JOB:
Filter the entries that follow, copying every line in which the word "油气化探试样测定方法" appears.

(Records from a data source)
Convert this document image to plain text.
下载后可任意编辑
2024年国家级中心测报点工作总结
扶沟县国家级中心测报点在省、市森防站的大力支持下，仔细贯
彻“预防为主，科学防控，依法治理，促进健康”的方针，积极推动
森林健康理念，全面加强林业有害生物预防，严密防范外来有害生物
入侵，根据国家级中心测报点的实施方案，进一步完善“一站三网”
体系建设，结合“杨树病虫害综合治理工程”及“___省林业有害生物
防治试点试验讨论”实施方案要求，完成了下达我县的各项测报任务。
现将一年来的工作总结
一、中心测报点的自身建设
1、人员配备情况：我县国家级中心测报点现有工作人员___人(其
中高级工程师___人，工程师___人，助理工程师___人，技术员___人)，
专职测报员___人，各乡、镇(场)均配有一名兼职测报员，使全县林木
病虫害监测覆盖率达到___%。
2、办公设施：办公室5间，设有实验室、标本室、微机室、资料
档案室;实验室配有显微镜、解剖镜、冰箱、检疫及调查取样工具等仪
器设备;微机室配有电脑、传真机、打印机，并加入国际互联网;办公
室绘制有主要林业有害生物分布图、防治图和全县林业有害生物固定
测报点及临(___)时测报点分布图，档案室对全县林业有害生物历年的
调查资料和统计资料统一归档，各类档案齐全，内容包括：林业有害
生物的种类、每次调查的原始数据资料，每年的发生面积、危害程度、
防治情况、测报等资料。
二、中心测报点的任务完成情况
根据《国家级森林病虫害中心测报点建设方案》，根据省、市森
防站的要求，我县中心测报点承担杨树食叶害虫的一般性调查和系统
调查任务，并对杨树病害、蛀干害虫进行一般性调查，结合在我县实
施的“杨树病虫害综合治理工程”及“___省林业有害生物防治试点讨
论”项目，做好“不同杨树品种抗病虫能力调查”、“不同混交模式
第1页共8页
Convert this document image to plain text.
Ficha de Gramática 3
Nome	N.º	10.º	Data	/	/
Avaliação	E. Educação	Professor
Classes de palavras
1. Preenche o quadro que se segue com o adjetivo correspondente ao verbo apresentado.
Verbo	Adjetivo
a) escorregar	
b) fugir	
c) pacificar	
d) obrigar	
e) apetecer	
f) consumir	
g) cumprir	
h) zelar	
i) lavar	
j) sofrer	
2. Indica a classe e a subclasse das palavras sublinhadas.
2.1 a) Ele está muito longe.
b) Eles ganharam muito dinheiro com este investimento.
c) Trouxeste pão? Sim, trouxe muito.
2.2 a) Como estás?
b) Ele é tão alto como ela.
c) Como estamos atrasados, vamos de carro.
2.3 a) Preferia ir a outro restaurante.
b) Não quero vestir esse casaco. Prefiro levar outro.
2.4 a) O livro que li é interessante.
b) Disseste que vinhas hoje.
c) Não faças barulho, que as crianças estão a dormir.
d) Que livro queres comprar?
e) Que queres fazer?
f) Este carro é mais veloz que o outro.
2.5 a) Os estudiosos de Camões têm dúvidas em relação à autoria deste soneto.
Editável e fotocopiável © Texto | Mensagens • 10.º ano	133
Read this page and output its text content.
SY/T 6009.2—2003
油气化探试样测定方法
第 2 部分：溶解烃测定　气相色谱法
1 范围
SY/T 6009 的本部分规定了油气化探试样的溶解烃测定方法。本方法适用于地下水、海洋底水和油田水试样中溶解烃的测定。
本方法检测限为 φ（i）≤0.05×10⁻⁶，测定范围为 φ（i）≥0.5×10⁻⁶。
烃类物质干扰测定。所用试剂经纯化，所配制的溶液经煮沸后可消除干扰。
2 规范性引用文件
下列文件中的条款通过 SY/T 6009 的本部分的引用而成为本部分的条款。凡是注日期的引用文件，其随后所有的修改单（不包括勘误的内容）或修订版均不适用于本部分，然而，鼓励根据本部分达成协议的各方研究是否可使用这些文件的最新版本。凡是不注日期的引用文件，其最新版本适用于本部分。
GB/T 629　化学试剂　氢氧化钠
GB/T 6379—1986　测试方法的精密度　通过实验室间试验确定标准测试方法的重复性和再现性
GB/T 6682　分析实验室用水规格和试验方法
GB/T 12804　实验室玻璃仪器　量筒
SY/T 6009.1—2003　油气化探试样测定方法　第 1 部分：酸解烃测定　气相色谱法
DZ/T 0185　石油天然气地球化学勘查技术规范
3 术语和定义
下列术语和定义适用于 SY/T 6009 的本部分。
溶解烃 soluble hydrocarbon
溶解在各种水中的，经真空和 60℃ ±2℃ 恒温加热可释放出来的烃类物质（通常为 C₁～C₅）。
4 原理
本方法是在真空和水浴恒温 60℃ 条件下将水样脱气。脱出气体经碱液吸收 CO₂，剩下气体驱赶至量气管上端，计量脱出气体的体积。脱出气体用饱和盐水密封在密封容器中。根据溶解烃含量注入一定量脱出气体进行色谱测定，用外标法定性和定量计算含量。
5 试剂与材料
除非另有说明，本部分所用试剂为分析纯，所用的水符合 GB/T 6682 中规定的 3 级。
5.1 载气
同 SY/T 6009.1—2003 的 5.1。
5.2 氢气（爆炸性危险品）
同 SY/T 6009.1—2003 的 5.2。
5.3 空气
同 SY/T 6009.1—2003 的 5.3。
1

THE RESPONSE:
油气化探试样测定方法
SY/T 6009.1—2003　油气化探试样测定方法　第 1 部分：酸解烃测定　气相色谱法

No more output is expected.